Directions:
Collect all lines below with the string "pays".

Raw data:
____________________

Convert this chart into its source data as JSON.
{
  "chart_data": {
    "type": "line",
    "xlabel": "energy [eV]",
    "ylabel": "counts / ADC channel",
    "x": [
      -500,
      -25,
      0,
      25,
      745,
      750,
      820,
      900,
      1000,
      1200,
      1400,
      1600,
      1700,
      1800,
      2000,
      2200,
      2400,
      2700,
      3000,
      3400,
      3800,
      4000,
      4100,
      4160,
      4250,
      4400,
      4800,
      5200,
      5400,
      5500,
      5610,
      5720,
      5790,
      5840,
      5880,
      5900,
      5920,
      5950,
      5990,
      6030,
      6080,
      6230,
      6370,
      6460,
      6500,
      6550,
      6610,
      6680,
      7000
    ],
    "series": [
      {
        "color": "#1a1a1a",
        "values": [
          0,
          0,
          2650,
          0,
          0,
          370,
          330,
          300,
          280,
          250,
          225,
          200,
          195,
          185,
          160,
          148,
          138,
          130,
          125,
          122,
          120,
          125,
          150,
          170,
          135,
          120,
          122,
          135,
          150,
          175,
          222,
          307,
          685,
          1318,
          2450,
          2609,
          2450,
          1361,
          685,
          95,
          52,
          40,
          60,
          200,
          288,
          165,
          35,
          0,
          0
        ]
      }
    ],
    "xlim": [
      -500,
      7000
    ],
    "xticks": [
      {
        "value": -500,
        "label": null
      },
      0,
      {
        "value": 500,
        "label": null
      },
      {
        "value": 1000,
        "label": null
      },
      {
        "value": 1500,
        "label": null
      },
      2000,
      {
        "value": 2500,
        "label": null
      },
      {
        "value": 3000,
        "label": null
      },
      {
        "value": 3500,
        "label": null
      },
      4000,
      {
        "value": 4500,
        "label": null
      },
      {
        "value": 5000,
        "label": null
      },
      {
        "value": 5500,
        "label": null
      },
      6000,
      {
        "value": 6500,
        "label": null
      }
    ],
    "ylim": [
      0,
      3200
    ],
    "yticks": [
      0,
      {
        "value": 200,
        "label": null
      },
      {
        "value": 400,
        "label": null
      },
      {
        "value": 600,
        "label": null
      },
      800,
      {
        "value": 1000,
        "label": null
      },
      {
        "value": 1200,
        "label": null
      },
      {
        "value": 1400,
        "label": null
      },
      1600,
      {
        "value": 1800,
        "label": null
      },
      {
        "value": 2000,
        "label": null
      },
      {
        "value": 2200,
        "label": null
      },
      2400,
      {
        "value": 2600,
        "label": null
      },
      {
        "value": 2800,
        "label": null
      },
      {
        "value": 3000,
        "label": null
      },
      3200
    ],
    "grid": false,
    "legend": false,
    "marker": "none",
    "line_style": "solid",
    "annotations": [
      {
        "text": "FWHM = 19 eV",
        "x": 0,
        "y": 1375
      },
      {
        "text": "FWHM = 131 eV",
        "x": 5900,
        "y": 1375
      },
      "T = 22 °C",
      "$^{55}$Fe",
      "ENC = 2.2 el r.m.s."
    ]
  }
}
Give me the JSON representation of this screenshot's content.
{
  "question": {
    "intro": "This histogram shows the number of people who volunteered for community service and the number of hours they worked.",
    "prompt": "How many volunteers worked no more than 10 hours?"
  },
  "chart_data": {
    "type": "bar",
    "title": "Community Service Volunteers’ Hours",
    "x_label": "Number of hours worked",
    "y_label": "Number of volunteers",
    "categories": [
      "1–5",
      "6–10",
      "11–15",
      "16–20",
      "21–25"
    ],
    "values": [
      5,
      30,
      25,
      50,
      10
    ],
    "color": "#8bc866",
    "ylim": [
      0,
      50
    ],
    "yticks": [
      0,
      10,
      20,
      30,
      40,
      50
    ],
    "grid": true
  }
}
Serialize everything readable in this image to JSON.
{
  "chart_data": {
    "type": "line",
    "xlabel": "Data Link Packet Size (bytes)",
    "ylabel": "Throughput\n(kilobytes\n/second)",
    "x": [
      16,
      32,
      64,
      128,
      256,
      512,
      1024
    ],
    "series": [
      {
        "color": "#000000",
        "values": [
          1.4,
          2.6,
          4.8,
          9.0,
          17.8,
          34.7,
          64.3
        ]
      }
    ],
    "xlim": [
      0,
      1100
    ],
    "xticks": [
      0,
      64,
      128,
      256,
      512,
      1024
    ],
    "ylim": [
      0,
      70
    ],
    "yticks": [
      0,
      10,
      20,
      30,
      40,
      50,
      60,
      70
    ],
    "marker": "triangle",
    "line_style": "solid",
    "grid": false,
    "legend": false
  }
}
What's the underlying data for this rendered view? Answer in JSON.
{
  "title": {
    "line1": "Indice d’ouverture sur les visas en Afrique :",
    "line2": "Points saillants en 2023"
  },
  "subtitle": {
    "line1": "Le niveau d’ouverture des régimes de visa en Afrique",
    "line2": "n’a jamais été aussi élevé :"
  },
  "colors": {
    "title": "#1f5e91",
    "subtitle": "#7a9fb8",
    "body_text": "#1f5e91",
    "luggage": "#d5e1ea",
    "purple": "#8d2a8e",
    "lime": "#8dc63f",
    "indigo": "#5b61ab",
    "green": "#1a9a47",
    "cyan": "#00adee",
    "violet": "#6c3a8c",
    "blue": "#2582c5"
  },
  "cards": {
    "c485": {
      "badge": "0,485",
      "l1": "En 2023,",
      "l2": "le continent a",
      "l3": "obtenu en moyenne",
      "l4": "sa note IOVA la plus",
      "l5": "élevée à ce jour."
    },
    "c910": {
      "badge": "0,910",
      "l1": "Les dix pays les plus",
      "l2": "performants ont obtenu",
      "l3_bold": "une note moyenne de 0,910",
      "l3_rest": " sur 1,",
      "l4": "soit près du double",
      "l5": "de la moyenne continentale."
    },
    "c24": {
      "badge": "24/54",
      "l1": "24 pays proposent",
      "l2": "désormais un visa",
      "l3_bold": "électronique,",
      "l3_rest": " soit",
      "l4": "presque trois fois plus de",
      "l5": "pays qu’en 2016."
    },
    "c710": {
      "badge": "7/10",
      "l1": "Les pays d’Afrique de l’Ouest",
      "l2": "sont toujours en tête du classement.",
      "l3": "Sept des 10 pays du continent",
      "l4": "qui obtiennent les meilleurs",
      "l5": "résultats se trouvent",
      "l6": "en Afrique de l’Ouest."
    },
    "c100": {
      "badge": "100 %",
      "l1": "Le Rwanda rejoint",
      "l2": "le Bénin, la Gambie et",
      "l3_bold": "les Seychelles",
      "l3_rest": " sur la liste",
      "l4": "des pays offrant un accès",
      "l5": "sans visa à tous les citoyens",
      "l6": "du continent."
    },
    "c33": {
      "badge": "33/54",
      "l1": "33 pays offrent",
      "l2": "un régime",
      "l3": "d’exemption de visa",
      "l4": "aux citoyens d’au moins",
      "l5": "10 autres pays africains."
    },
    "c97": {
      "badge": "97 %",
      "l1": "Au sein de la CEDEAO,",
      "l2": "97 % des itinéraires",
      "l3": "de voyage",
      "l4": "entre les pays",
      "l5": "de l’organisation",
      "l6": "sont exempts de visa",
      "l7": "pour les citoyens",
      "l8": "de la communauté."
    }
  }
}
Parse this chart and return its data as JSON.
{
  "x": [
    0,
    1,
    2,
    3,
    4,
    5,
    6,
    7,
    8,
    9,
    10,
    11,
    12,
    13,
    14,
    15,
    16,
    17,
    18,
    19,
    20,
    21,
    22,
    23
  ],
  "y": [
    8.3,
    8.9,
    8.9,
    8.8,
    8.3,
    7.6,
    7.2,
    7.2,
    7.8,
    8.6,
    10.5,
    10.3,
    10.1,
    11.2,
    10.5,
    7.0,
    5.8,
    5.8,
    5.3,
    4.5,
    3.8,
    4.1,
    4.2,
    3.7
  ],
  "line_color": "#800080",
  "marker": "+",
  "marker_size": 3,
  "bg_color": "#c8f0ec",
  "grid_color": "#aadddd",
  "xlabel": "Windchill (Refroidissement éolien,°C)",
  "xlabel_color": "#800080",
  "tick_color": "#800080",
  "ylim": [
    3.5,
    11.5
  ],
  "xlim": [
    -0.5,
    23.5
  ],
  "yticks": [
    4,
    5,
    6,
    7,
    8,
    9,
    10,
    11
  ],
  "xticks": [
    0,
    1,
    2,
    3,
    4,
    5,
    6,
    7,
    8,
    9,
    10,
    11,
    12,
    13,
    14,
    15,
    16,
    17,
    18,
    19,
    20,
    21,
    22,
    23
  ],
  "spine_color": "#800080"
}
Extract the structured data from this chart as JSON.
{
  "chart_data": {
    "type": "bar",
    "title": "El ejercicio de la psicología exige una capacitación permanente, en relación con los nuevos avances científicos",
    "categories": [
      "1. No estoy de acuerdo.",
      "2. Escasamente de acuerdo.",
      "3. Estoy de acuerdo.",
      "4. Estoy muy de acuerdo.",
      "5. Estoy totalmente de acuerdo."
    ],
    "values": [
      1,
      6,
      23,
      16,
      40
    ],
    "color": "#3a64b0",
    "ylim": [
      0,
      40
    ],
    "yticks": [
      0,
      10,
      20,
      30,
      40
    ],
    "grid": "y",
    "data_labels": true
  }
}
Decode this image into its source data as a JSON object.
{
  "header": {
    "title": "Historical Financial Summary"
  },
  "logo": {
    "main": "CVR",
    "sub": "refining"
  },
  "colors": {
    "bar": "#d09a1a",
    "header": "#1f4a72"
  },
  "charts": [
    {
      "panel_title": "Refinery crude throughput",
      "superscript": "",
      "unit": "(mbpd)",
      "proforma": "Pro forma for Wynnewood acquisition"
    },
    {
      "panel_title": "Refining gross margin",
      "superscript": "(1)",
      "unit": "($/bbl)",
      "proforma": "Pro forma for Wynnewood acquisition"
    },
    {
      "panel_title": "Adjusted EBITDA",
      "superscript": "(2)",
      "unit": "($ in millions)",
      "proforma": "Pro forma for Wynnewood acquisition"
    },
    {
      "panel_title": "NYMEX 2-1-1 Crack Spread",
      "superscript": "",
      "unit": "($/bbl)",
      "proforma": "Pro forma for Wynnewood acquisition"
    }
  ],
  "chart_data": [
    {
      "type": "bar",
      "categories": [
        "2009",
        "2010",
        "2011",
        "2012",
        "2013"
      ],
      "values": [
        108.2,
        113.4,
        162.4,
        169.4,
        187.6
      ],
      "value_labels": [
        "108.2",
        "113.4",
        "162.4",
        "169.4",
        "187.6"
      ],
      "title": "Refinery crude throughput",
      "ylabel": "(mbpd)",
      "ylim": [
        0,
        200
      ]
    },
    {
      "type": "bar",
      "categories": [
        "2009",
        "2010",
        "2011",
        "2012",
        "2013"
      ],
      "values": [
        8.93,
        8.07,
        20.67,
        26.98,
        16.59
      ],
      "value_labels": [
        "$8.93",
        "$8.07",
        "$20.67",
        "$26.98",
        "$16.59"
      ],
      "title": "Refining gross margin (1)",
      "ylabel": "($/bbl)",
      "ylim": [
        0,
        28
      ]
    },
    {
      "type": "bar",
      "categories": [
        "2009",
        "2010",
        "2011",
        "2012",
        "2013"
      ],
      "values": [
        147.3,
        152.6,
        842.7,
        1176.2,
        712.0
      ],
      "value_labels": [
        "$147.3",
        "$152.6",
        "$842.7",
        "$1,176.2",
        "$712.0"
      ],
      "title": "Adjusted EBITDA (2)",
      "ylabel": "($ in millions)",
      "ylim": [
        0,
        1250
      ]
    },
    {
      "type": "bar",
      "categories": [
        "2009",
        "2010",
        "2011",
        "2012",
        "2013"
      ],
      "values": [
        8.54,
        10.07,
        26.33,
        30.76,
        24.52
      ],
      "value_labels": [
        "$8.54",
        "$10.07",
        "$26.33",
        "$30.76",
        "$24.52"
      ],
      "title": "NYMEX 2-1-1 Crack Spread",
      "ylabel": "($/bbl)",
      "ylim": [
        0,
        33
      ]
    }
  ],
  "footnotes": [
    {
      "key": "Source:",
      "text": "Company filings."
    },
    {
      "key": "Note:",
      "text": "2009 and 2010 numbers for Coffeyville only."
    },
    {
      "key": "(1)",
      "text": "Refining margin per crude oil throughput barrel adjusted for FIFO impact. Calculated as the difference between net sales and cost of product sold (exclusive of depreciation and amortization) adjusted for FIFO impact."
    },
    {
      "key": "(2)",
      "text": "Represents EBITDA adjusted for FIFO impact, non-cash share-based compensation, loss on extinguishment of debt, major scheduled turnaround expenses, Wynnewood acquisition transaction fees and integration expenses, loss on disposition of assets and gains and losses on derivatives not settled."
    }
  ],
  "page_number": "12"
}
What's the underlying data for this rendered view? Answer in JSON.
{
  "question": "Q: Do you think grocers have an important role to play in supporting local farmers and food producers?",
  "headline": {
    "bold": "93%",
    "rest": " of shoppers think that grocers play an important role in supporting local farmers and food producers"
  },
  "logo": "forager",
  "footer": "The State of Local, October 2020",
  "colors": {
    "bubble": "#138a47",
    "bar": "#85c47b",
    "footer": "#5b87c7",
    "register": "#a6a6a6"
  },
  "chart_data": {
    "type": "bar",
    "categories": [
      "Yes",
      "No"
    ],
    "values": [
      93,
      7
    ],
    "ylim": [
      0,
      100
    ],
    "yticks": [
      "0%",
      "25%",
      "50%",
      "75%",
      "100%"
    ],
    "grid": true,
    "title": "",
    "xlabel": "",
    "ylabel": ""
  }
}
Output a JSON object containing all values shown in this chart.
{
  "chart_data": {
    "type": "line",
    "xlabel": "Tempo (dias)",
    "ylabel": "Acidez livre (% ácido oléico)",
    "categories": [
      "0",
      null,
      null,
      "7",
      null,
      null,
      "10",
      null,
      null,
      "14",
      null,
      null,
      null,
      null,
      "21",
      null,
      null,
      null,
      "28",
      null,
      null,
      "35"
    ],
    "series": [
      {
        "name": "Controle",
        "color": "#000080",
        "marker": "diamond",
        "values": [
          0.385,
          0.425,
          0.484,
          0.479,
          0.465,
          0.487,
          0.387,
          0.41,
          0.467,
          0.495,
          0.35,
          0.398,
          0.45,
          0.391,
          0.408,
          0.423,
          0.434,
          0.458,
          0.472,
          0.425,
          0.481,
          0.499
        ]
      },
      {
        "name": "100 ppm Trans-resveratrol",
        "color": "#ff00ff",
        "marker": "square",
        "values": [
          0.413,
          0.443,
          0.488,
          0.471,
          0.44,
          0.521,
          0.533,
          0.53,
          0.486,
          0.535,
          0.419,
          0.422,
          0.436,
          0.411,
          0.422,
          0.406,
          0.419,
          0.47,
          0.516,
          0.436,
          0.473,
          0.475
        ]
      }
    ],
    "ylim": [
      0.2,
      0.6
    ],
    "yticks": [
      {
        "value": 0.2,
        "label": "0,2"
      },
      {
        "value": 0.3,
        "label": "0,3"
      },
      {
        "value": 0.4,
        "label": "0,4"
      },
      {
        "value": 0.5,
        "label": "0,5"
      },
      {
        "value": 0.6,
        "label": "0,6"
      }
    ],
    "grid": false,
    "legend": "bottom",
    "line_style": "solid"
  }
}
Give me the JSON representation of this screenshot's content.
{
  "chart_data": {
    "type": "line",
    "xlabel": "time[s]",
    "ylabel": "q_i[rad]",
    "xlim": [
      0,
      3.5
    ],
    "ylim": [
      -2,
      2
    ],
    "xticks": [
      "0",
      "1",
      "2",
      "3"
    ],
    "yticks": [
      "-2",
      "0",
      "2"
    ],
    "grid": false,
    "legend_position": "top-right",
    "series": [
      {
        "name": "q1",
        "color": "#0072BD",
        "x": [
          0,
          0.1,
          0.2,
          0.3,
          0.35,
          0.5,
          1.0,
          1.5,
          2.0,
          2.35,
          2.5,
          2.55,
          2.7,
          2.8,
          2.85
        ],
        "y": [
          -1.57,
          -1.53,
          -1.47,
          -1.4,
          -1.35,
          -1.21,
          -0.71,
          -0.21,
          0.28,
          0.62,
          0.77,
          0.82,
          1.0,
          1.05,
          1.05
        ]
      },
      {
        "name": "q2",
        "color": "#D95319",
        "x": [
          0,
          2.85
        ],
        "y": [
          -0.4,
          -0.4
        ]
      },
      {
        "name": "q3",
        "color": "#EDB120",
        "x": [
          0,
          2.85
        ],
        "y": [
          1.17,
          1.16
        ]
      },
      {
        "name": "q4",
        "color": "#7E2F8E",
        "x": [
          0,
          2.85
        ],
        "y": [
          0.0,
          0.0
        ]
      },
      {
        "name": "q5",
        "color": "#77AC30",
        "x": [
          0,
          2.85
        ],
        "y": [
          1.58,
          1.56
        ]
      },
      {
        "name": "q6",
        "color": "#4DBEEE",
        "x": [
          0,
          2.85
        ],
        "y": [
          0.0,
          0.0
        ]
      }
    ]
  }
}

____________________

Task solution:
      "l1": "Les dix pays les plus",
      "l1": "24 pays proposent",
      "l5": "pays qu’en 2016."
      "l1": "Les pays d’Afrique de l’Ouest",
      "l3": "Sept des 10 pays du continent",
      "l4": "des pays offrant un accès",
      "l1": "33 pays offrent",
      "l5": "10 autres pays africains."
      "l4": "entre les pays",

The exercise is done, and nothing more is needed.